__MATERIAL__
____________

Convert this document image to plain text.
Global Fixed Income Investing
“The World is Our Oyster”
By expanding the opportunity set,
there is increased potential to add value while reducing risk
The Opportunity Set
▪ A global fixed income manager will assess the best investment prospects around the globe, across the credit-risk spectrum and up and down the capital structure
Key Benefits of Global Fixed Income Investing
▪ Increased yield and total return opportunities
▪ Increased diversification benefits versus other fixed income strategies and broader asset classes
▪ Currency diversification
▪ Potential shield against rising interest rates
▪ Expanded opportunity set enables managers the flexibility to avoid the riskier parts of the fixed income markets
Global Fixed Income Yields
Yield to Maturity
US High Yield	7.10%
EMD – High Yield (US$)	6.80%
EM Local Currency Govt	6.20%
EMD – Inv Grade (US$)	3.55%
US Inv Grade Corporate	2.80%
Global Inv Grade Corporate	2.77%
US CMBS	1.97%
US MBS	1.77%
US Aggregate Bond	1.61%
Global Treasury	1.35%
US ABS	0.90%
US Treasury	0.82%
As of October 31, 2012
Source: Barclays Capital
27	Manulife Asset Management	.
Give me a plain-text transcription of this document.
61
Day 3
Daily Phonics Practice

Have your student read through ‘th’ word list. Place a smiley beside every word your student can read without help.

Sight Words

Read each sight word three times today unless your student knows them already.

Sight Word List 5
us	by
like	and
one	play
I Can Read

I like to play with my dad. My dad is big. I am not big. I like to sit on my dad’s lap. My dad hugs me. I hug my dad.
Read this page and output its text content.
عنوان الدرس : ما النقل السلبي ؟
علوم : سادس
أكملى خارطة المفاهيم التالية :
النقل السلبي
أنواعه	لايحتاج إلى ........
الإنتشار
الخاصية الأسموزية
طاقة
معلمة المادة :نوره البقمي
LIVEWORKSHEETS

____________

__WHAT YOU WILL DO__
Pick out the lines containing the string "like".

__OUTPUT OF THE TASK__
like	and
I like to play with my dad. My dad is big. I am not big. I like to sit on my dad’s lap. My dad hugs me. I hug my dad.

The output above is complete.